━━━ Given data

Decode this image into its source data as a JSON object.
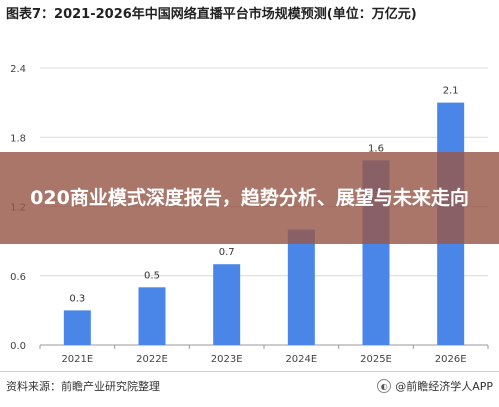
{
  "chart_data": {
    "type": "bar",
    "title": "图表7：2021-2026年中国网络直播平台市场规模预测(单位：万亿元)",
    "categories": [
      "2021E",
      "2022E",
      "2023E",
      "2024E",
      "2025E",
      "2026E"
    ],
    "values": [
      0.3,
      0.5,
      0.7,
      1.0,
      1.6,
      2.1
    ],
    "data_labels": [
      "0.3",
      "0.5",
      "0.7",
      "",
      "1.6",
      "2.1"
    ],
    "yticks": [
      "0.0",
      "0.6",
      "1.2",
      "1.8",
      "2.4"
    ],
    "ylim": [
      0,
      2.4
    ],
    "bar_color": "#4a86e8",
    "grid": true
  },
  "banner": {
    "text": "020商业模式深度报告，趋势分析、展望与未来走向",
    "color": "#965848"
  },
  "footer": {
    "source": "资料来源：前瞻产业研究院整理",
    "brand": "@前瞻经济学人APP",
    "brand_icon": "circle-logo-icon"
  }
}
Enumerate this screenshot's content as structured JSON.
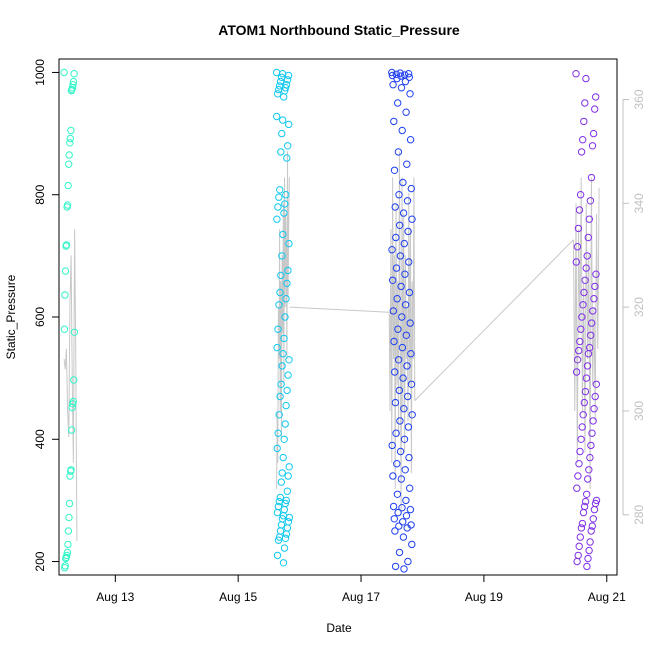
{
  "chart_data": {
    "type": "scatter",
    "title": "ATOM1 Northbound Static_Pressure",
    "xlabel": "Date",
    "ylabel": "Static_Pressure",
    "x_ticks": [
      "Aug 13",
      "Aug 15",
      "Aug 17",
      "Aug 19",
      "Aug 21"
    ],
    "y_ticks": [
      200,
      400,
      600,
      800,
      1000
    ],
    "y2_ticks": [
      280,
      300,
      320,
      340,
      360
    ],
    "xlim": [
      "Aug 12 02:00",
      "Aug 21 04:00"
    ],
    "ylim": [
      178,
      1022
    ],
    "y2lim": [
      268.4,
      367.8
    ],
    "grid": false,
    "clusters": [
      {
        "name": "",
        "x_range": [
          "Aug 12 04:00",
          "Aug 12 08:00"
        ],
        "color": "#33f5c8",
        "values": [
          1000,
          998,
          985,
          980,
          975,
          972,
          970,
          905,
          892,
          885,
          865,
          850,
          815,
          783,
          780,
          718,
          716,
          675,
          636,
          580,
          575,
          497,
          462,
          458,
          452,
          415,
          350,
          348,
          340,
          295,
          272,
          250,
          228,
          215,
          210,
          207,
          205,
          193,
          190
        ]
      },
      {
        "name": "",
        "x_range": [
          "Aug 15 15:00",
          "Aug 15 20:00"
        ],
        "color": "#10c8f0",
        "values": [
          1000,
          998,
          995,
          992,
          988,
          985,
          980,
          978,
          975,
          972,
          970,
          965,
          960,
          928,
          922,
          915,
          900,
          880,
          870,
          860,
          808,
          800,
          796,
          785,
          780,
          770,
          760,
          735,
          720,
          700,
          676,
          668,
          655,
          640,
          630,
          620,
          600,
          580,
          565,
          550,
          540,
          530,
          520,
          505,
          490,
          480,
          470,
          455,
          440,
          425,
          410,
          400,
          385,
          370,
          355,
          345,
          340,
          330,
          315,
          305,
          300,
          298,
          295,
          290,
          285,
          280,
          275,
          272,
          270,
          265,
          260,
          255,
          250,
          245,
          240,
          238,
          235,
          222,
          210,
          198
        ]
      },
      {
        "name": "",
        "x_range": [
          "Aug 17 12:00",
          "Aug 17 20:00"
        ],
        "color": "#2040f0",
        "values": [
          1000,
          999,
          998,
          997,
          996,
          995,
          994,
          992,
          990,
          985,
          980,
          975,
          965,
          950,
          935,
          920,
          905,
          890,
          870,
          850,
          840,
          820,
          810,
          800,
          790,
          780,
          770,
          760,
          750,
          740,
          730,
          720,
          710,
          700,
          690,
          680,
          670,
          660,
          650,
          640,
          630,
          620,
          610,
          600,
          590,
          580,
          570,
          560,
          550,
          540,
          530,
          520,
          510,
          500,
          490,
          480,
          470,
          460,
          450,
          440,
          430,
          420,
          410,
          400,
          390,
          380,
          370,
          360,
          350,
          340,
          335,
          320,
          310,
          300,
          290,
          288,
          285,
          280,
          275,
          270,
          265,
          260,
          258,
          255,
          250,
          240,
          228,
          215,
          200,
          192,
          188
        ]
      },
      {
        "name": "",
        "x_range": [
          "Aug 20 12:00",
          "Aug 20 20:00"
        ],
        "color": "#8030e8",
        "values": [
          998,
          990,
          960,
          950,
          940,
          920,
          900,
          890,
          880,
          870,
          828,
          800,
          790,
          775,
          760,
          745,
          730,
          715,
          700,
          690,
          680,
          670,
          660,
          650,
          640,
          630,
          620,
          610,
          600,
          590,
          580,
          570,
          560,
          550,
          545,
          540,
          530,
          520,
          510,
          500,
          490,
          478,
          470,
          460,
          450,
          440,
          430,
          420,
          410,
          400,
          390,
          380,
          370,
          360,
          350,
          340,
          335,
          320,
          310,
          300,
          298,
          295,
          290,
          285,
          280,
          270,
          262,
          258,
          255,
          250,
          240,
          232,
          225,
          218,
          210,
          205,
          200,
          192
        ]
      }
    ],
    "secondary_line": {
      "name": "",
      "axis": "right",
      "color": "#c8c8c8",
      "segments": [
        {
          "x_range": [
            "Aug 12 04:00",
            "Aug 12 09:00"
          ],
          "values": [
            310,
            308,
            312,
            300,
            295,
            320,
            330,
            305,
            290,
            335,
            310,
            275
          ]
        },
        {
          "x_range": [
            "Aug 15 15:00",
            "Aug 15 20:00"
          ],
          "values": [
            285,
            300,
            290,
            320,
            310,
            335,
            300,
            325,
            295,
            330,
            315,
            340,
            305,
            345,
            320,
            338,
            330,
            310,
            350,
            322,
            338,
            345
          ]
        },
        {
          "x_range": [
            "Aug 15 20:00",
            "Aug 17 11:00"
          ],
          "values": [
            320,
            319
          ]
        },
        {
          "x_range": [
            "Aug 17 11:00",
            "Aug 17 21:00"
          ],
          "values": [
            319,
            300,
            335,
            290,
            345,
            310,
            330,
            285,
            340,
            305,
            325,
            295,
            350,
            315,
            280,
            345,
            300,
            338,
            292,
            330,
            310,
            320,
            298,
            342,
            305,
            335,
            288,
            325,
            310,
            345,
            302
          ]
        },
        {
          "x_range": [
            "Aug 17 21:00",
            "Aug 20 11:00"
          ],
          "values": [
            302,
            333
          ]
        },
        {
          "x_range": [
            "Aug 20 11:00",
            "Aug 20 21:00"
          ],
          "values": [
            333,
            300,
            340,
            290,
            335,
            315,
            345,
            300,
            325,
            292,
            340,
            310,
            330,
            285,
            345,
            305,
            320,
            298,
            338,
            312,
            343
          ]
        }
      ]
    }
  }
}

━━━━━━
━━━ Given data

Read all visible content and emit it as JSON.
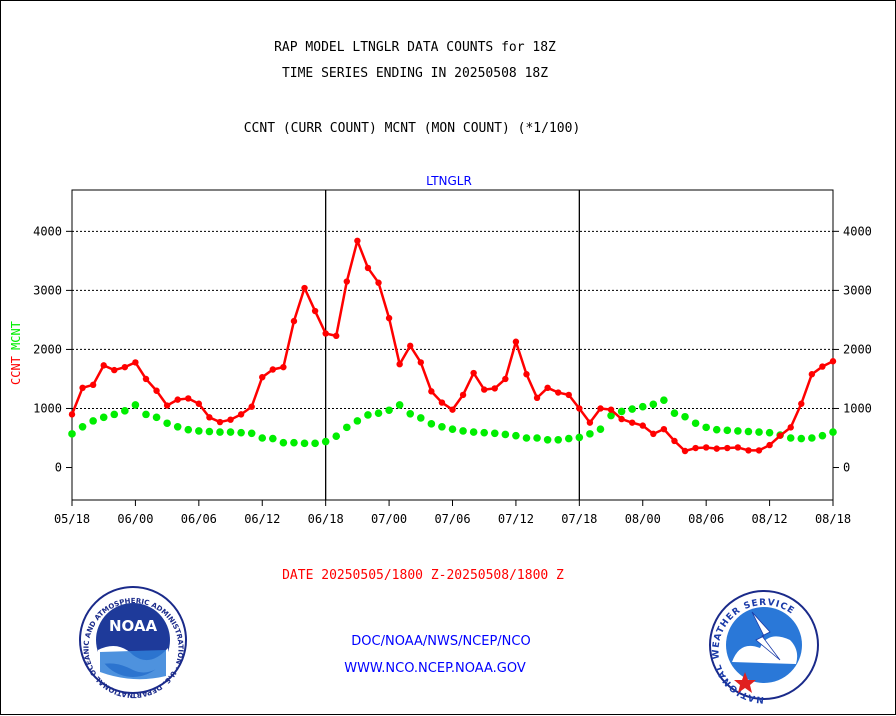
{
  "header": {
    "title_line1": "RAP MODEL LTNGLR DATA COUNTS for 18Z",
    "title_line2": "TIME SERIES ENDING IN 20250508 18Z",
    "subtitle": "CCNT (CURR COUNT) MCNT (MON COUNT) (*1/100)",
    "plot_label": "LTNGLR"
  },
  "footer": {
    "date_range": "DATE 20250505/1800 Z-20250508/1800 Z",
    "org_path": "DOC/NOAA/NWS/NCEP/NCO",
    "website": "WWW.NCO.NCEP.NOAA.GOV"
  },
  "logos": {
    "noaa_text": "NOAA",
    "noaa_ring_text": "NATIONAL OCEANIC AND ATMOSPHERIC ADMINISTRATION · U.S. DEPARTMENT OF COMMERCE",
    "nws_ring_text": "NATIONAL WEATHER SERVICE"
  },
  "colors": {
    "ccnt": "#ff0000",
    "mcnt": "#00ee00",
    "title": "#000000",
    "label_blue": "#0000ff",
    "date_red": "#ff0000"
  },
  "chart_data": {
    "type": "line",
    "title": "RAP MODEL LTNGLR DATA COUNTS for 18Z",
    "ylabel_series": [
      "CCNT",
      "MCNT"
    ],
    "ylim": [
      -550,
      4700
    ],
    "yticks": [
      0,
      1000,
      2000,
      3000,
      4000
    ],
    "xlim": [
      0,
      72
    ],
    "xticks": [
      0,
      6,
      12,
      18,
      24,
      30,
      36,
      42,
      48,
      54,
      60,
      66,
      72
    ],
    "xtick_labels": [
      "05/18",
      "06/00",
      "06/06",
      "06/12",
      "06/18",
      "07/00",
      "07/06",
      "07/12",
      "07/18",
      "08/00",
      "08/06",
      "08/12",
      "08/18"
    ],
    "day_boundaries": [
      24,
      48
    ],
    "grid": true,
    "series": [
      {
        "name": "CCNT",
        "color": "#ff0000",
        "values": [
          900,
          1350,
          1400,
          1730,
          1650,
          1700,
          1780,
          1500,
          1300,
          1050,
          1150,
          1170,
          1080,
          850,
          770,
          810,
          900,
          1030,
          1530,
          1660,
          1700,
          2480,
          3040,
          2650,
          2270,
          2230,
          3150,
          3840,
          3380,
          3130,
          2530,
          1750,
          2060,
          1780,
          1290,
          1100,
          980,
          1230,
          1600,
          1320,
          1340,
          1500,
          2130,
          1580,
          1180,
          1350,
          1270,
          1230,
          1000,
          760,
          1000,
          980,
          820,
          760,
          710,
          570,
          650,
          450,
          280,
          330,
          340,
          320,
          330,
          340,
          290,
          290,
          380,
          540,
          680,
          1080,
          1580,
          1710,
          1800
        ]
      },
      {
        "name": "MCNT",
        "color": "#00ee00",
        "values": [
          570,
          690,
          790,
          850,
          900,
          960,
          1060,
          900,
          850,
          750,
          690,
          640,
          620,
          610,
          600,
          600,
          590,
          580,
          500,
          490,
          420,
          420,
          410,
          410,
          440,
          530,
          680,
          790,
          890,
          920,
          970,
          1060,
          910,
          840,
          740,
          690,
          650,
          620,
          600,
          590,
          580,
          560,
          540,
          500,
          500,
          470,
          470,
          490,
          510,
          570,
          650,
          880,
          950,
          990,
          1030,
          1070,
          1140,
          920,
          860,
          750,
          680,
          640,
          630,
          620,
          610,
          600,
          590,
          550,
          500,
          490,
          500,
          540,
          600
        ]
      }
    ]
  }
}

━━━━━━

Task brief
Whenever "MODEL" turns up in a line, pick that line out.

Worked solution
    "title_line1": "RAP MODEL LTNGLR DATA COUNTS for 18Z",
    "title": "RAP MODEL LTNGLR DATA COUNTS for 18Z",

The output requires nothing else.